(Source data)

........

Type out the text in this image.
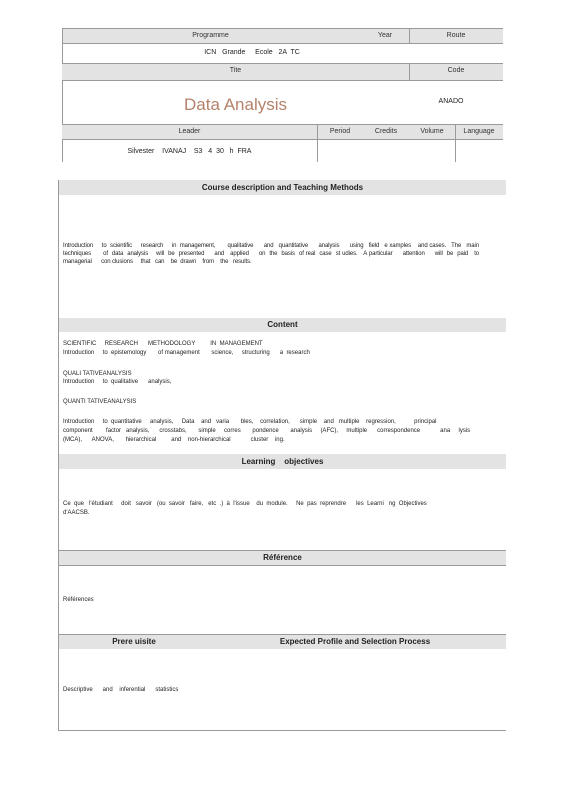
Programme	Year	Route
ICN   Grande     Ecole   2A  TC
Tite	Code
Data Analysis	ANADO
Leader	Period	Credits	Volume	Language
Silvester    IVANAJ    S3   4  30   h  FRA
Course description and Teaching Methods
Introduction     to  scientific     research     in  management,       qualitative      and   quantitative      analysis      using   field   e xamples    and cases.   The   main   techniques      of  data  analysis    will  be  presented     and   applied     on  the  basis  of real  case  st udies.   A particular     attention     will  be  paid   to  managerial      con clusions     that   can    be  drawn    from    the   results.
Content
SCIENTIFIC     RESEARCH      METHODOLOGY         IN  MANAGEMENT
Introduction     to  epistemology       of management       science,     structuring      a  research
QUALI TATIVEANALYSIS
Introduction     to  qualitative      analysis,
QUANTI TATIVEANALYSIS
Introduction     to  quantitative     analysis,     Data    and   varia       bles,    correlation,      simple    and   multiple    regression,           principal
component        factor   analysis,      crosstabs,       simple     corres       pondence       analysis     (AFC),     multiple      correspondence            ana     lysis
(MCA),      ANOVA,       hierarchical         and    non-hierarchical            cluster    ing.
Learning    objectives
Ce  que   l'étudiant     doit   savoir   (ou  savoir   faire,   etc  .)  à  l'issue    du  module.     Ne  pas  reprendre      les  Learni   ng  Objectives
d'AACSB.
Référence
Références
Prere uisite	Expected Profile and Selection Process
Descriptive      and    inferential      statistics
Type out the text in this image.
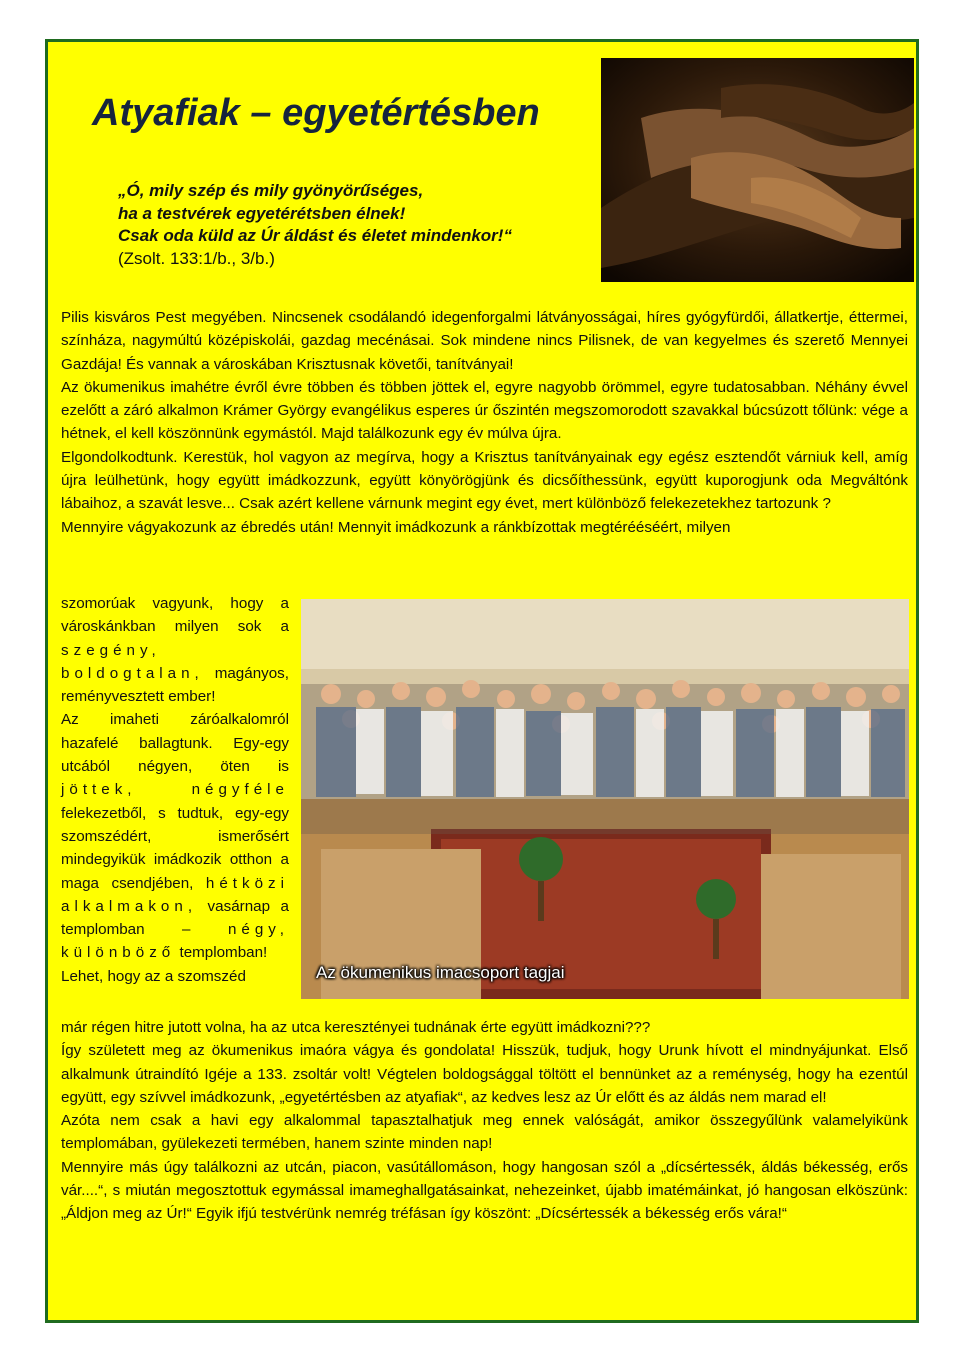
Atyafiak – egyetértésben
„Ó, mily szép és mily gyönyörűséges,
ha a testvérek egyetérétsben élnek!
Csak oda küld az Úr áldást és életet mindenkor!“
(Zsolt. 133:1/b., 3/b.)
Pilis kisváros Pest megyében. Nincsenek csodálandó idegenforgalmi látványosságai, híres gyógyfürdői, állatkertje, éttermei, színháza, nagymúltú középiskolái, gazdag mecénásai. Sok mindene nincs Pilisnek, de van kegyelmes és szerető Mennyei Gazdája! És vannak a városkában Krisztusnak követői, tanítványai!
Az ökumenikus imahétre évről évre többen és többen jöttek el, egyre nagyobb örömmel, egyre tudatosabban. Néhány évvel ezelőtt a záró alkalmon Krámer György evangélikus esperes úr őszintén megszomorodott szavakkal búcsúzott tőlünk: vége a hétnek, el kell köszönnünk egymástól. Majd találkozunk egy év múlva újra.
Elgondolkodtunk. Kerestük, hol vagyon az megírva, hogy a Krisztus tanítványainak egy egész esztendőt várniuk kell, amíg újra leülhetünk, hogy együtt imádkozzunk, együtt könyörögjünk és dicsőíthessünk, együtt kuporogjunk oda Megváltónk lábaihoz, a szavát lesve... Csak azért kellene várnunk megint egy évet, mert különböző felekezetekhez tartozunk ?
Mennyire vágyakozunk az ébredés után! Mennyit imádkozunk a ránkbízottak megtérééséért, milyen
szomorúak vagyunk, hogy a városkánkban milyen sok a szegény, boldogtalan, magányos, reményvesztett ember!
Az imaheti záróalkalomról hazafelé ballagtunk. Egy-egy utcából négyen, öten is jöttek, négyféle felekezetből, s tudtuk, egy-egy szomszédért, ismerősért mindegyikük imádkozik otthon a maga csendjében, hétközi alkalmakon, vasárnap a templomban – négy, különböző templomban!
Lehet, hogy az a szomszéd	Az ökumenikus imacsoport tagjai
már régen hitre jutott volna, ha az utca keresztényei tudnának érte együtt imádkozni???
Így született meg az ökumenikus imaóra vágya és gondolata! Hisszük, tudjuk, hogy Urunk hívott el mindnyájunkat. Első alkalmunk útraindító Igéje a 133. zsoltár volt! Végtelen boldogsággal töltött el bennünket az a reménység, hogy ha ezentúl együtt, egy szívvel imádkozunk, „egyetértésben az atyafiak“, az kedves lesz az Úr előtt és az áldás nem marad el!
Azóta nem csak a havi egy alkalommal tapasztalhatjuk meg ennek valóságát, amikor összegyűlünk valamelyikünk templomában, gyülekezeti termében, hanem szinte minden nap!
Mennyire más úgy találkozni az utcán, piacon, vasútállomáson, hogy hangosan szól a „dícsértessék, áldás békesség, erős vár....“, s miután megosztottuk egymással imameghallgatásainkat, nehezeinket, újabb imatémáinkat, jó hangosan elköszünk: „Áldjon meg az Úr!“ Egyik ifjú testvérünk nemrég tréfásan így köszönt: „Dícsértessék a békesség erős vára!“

........

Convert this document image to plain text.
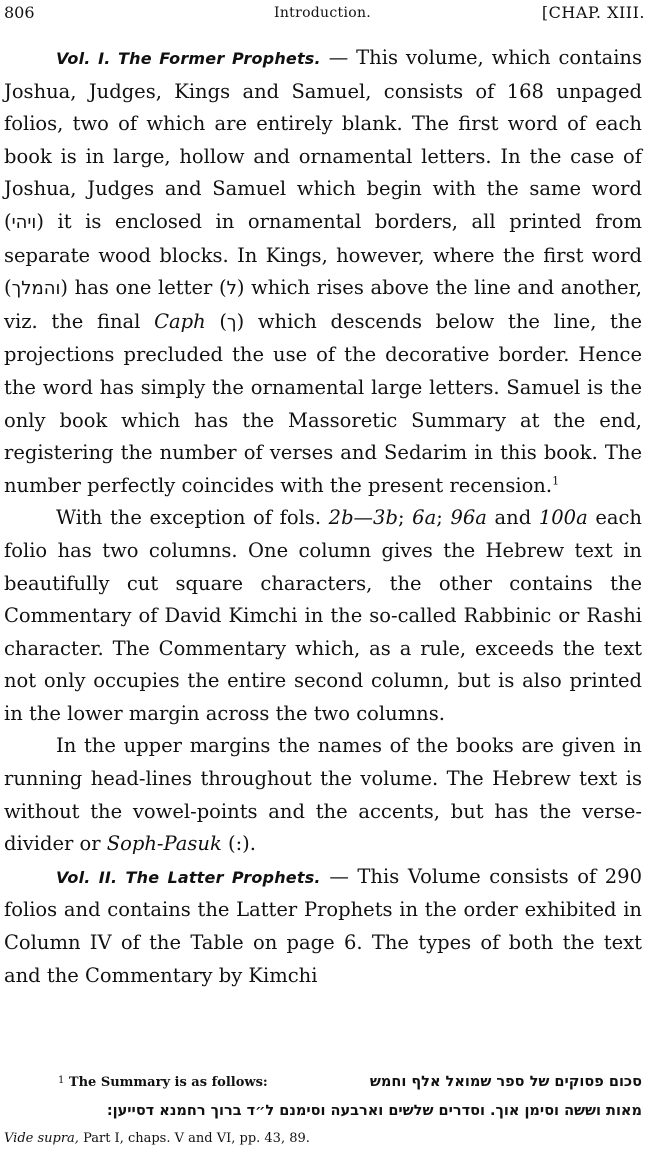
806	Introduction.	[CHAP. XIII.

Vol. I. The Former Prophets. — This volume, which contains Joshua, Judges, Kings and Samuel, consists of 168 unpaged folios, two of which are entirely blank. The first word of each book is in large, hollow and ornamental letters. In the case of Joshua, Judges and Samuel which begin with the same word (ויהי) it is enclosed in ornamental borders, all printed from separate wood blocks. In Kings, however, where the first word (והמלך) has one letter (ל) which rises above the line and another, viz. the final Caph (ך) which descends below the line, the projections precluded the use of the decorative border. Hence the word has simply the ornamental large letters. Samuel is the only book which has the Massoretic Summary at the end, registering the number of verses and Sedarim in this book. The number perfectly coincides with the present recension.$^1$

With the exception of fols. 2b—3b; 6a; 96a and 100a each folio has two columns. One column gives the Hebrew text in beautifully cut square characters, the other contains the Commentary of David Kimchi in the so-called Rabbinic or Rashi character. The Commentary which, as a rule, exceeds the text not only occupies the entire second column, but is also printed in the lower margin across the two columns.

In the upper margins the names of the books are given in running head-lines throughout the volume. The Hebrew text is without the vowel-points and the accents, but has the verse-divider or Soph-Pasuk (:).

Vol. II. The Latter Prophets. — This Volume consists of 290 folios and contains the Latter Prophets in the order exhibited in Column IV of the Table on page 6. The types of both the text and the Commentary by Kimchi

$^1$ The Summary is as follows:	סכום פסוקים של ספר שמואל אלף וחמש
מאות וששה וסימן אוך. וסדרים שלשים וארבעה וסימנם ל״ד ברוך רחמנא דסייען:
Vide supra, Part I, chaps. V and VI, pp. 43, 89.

........

> What you are asked to do:
Return every line containing "kell".

> Answer to the exercise:
Az ökumenikus imahétre évről évre többen és többen jöttek el, egyre nagyobb örömmel, egyre tudatosabban. Néhány évvel ezelőtt a záró alkalmon Krámer György evangélikus esperes úr őszintén megszomorodott szavakkal búcsúzott tőlünk: vége a hétnek, el kell köszönnünk egymástól. Majd találkozunk egy év múlva újra.
Elgondolkodtunk. Kerestük, hol vagyon az megírva, hogy a Krisztus tanítványainak egy egész esztendőt várniuk kell, amíg újra leülhetünk, hogy együtt imádkozzunk, együtt könyörögjünk és dicsőíthessünk, együtt kuporogjunk oda Megváltónk lábaihoz, a szavát lesve... Csak azért kellene várnunk megint egy évet, mert különböző felekezetekhez tartozunk ?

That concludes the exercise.